##### SOURCE MATERIAL

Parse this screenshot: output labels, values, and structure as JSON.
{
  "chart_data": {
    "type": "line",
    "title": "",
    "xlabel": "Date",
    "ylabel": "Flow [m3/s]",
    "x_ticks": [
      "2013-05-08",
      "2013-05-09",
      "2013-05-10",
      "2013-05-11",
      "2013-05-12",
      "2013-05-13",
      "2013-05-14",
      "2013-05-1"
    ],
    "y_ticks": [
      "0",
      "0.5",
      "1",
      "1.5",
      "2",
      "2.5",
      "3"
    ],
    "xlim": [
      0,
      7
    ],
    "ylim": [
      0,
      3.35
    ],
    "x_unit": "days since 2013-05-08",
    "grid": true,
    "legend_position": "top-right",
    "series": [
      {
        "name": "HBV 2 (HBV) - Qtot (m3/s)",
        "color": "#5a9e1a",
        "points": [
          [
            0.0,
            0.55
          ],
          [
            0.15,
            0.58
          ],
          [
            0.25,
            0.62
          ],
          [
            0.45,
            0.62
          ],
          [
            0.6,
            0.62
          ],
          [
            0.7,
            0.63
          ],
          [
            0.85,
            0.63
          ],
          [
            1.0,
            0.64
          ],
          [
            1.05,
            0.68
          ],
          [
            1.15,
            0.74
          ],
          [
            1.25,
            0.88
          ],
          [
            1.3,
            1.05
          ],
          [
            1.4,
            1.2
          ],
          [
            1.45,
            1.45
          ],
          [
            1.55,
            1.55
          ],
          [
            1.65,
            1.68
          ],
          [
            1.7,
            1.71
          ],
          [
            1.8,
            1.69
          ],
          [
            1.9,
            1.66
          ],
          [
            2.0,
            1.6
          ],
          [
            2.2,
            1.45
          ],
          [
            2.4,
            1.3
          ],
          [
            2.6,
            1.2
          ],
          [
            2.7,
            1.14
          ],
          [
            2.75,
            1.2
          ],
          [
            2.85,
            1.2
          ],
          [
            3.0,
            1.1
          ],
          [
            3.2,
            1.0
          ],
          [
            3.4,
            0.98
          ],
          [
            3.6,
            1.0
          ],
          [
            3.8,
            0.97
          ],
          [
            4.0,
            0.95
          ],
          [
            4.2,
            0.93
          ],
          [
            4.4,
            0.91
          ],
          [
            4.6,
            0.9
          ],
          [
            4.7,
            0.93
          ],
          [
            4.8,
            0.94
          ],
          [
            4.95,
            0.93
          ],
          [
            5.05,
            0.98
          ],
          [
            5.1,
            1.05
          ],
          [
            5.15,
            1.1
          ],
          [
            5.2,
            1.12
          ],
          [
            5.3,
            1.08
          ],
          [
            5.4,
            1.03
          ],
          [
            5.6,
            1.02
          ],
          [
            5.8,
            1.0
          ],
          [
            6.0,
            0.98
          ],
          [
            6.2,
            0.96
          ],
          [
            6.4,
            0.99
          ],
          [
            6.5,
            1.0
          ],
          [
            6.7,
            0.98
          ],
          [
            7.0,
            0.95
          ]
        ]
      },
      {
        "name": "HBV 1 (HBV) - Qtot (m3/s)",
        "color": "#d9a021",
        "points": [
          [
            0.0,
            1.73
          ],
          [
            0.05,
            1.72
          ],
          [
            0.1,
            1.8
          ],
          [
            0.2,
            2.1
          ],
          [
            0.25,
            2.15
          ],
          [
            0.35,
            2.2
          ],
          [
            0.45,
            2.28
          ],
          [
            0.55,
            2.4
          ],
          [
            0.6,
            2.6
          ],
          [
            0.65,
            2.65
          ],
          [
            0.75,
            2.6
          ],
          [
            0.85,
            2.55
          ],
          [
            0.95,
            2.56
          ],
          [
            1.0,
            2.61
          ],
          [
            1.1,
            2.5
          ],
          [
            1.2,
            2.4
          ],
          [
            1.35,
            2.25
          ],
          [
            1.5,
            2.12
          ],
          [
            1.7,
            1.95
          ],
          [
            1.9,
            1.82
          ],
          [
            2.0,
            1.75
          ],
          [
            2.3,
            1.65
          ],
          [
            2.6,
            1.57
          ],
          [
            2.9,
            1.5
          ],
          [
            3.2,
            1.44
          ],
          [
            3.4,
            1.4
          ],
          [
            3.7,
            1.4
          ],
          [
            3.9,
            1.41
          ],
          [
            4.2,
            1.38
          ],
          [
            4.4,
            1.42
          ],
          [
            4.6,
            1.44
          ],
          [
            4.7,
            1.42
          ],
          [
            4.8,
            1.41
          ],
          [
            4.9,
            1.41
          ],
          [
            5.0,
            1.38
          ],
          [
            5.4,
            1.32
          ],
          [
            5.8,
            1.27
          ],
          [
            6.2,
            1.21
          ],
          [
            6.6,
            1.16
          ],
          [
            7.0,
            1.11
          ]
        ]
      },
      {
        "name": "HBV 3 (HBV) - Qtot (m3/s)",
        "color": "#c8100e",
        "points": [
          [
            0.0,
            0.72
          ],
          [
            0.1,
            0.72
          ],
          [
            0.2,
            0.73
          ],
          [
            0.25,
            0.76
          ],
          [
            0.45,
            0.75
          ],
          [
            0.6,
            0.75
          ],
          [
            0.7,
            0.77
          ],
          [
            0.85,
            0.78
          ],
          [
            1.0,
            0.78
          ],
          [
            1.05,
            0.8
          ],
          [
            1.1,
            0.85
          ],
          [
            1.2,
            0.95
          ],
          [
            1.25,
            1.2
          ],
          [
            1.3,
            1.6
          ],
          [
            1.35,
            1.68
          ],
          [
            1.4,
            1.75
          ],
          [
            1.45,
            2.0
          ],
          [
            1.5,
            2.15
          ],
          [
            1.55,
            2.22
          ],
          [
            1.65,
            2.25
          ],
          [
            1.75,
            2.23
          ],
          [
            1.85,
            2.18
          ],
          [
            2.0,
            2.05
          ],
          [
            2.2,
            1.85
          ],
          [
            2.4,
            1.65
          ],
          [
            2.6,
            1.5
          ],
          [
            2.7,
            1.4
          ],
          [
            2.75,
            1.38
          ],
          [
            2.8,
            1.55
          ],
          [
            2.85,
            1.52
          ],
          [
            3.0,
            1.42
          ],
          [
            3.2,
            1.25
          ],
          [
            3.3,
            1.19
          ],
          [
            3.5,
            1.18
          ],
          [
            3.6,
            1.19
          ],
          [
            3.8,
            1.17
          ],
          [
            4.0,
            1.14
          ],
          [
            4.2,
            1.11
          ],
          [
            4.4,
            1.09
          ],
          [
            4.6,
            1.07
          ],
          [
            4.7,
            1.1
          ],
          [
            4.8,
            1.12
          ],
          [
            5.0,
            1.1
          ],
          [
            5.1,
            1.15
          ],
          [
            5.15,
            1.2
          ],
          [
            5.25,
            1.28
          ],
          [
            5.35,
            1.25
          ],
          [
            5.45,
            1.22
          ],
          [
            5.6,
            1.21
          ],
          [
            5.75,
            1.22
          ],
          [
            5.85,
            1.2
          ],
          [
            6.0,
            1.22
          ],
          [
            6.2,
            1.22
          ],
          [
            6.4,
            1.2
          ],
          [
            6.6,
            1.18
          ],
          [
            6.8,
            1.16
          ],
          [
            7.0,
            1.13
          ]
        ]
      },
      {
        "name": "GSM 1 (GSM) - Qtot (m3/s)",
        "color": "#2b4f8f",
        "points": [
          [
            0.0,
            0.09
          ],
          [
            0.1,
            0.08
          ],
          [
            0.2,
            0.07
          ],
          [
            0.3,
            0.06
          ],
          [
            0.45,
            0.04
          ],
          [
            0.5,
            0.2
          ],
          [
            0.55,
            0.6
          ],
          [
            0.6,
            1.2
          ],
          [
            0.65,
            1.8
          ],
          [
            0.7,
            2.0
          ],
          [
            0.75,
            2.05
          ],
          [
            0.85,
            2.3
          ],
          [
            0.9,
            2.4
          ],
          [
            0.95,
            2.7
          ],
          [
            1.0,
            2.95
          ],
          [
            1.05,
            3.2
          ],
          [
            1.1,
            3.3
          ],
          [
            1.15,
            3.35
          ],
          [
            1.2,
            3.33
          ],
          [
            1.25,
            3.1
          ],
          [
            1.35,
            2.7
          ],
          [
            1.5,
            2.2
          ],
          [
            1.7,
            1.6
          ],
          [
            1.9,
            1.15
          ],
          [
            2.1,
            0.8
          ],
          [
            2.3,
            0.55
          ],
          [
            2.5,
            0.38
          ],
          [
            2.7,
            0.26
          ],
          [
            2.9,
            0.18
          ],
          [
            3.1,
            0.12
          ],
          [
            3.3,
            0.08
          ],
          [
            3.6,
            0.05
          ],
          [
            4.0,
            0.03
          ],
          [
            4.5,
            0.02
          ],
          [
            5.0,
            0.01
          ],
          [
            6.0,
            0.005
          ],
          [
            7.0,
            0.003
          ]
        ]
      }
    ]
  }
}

##########

For the data above, state how many lines contain "name"; the number is the whole answer.

=== TASK SOLUTION ===
4